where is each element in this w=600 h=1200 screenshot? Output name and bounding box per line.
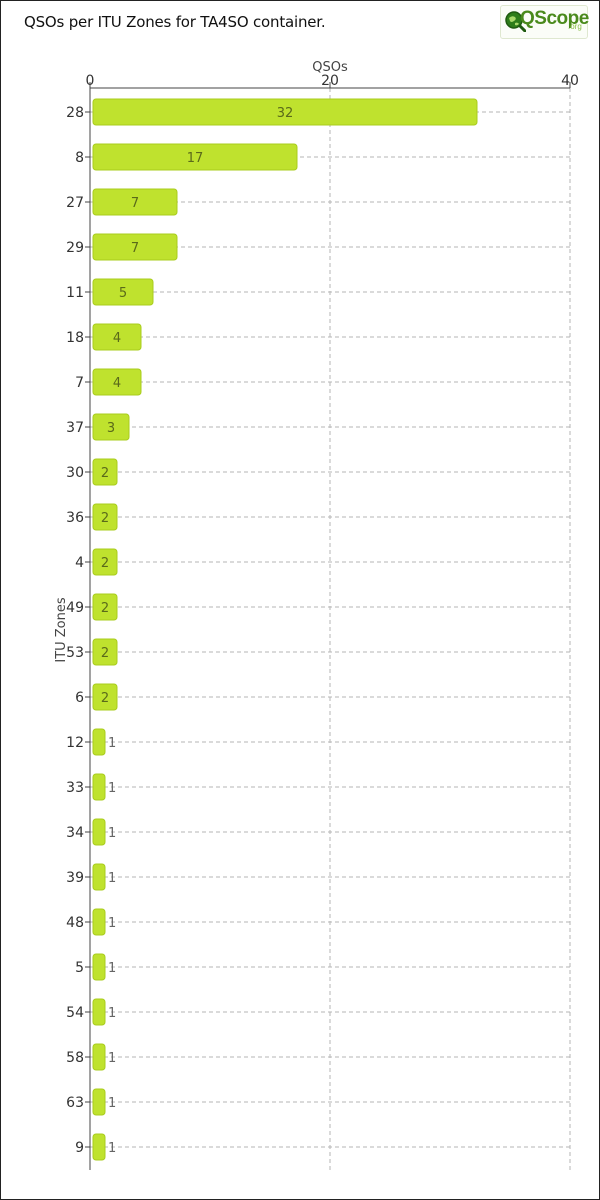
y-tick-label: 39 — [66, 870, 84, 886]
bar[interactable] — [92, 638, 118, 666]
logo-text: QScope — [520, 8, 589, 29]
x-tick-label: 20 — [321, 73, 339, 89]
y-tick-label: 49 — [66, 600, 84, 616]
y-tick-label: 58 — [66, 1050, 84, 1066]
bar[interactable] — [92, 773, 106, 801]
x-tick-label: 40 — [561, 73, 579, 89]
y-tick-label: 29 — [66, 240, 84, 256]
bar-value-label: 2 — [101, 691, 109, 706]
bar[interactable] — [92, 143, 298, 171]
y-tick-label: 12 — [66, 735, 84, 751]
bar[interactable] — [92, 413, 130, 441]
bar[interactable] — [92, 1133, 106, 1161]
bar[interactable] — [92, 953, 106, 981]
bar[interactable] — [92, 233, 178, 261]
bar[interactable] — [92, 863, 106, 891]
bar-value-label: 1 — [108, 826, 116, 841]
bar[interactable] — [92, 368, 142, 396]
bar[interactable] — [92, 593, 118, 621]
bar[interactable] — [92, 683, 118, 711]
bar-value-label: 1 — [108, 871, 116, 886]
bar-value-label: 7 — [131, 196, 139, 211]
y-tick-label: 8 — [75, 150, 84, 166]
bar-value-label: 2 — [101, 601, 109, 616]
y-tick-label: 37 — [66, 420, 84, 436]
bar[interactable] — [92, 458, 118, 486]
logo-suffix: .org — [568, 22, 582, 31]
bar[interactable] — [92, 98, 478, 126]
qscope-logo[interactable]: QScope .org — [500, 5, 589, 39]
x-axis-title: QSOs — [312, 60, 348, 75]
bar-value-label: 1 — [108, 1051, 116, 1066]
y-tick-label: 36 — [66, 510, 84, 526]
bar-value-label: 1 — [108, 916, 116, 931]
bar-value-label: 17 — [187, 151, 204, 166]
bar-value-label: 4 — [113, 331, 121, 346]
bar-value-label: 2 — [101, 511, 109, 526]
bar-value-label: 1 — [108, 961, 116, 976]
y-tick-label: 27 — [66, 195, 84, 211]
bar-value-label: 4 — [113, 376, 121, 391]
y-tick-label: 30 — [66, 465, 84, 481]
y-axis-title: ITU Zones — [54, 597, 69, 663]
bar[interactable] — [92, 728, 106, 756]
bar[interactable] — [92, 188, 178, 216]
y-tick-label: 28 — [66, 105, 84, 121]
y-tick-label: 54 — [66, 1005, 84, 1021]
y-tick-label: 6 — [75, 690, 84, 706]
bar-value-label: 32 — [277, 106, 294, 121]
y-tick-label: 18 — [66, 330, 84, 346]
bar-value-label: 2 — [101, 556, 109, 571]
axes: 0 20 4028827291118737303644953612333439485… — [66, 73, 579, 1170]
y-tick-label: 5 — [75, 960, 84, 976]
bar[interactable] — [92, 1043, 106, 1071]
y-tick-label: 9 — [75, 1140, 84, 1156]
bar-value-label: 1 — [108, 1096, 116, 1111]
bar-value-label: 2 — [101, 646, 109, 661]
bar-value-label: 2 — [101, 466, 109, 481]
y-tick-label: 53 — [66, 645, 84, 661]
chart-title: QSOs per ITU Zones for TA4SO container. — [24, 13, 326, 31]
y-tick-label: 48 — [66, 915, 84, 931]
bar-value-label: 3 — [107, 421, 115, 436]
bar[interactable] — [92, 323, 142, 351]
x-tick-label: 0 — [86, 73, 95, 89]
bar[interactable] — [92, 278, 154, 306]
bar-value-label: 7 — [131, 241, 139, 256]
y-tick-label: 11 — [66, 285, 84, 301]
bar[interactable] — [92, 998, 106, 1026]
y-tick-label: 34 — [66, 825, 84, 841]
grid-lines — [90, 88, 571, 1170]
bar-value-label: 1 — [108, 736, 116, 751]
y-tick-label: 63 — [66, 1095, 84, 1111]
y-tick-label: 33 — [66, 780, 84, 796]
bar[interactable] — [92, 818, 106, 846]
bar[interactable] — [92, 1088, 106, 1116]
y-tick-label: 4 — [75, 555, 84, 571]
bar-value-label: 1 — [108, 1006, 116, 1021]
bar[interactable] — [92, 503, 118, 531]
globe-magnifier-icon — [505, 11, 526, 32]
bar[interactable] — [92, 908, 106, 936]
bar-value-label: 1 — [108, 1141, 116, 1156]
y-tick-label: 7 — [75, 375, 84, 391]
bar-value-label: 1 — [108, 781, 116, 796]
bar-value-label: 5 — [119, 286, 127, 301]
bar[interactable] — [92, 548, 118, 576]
=-=-=-=-=
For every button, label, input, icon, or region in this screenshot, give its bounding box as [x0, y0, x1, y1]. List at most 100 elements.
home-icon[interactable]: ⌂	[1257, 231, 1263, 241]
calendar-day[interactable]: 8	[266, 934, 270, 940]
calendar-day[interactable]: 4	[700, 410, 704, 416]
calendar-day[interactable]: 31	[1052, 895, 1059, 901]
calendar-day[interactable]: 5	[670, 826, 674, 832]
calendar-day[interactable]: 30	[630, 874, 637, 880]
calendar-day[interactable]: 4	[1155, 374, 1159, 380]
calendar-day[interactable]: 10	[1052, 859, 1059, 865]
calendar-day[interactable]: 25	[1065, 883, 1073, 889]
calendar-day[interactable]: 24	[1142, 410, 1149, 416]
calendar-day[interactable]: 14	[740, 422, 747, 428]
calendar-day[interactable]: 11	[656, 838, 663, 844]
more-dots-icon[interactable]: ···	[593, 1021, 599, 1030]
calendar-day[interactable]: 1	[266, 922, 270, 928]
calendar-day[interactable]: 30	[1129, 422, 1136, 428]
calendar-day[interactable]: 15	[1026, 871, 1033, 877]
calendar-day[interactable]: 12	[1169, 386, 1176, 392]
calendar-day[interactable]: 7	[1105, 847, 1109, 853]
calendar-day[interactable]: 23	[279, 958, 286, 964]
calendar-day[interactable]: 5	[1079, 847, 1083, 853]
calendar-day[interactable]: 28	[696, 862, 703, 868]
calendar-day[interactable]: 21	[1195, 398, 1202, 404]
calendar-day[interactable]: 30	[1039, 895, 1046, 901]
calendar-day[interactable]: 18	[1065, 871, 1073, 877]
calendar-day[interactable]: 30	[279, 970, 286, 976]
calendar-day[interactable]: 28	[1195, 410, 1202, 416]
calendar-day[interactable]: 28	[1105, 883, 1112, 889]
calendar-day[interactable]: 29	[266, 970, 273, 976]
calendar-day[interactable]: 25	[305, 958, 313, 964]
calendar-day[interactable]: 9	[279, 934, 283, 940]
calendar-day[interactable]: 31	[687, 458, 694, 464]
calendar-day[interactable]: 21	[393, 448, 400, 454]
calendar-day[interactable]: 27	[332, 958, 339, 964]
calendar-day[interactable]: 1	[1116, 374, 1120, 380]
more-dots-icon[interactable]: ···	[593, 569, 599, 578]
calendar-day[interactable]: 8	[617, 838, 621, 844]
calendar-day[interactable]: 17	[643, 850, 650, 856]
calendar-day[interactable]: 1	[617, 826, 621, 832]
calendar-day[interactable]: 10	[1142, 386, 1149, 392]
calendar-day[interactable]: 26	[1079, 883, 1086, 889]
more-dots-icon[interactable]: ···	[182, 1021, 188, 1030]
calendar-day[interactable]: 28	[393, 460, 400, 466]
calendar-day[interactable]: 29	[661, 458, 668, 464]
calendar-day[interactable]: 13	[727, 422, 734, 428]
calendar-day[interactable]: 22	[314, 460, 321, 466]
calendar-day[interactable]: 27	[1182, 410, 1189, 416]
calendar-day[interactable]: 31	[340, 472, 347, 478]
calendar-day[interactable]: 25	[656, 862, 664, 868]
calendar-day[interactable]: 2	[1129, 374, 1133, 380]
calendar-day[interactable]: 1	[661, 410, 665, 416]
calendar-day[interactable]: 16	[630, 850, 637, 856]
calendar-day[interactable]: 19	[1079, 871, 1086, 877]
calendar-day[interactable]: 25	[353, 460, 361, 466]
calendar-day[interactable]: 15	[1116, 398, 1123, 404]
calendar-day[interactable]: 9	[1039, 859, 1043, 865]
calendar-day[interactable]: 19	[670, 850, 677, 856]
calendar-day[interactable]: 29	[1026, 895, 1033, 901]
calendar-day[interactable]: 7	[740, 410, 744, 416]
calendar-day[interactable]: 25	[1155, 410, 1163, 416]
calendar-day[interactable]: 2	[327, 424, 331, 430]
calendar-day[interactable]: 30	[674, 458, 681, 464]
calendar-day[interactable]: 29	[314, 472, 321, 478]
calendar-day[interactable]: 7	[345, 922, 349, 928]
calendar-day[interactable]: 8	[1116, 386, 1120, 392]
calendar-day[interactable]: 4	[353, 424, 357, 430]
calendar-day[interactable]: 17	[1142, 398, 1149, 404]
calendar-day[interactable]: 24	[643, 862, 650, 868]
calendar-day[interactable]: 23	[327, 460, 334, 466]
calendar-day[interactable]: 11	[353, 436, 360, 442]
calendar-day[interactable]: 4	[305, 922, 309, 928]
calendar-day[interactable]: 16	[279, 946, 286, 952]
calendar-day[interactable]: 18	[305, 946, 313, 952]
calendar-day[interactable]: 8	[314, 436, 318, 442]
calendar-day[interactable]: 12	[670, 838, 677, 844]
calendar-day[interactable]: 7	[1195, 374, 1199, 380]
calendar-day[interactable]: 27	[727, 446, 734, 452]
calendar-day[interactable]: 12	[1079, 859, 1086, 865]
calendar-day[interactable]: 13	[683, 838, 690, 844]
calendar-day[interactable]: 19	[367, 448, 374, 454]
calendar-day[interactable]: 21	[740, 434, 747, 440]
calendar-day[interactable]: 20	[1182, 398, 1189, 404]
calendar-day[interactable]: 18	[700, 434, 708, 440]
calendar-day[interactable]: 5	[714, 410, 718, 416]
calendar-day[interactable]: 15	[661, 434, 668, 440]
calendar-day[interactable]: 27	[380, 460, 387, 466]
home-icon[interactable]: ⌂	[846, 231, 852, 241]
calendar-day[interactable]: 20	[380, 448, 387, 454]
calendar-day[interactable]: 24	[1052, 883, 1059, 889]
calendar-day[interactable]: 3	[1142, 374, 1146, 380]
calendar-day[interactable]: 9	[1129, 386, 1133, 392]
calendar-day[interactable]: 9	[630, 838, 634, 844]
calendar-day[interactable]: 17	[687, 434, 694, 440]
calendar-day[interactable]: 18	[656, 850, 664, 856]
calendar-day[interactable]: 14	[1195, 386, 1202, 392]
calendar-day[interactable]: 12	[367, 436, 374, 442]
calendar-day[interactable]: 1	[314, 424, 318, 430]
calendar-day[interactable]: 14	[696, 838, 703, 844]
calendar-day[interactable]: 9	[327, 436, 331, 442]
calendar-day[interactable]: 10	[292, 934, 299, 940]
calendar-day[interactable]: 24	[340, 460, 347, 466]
=-=-=-=-=
§ Stated problem
Extract the records that open with the line containing "y-tick-label: 39 — [66, 870, 84, 886]" and close with the line containing "bar[interactable] — [92, 773, 106, 801]", both ends included, and repeat them word for word.

§ Response for this exercise
y-tick-label: 39 — [66, 870, 84, 886]
bar[interactable] — [92, 638, 118, 666]
logo-text: QScope — [520, 8, 589, 29]
x-tick-label: 20 — [321, 73, 339, 89]
y-tick-label: 49 — [66, 600, 84, 616]
y-tick-label: 58 — [66, 1050, 84, 1066]
bar[interactable] — [92, 773, 106, 801]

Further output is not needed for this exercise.